:: Required task ::
Are you able to quote each entry exactly as written?
━━━━━━━━━━
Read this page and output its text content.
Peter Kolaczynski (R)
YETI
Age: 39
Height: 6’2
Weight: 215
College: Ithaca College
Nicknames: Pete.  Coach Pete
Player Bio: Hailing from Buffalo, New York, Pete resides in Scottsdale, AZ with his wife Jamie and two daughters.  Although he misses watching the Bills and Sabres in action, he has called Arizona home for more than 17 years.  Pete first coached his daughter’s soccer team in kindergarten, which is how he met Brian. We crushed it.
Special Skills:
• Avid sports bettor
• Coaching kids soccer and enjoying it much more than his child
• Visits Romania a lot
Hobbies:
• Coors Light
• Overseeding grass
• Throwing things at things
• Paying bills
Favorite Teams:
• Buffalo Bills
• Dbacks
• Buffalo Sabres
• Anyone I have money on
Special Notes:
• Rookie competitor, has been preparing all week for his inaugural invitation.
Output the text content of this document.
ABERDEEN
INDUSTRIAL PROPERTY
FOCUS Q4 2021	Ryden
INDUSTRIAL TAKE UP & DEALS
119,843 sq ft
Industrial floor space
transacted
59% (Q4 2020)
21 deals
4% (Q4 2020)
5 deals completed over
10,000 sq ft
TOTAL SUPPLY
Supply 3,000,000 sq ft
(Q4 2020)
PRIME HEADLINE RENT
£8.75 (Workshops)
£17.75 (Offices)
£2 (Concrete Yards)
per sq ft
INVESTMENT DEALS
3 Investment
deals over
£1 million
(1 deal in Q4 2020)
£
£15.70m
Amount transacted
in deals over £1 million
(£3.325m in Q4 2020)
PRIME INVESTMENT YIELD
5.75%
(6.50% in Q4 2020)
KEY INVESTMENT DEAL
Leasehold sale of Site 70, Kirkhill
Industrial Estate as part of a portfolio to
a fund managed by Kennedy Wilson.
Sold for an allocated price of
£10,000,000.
━━━━━━━━━━
:: Task solution ::
Read this page and output its text content.
Peter Kolaczynski (R)
YETI
Age: 39
Height: 6’2
Weight: 215
College: Ithaca College
Nicknames: Pete.  Coach Pete
Player Bio: Hailing from Buffalo, New York, Pete resides in Scottsdale, AZ with his wife Jamie and two daughters.  Although he misses watching the Bills and Sabres in action, he has called Arizona home for more than 17 years.  Pete first coached his daughter’s soccer team in kindergarten, which is how he met Brian. We crushed it.
Special Skills:
• Avid sports bettor
• Coaching kids soccer and enjoying it much more than his child
• Visits Romania a lot
Hobbies:
• Coors Light
• Overseeding grass
• Throwing things at things
• Paying bills
Favorite Teams:
• Buffalo Bills
• Dbacks
• Buffalo Sabres
• Anyone I have money on
Special Notes:
• Rookie competitor, has been preparing all week for his inaugural invitation.
Output the text content of this document.
ABERDEEN
INDUSTRIAL PROPERTY
FOCUS Q4 2021	Ryden
INDUSTRIAL TAKE UP & DEALS
119,843 sq ft
Industrial floor space
transacted
59% (Q4 2020)
21 deals
4% (Q4 2020)
5 deals completed over
10,000 sq ft
TOTAL SUPPLY
Supply 3,000,000 sq ft
(Q4 2020)
PRIME HEADLINE RENT
£8.75 (Workshops)
£17.75 (Offices)
£2 (Concrete Yards)
per sq ft
INVESTMENT DEALS
3 Investment
deals over
£1 million
(1 deal in Q4 2020)
£
£15.70m
Amount transacted
in deals over £1 million
(£3.325m in Q4 2020)
PRIME INVESTMENT YIELD
5.75%
(6.50% in Q4 2020)
KEY INVESTMENT DEAL
Leasehold sale of Site 70, Kirkhill
Industrial Estate as part of a portfolio to
a fund managed by Kennedy Wilson.
Sold for an allocated price of
£10,000,000.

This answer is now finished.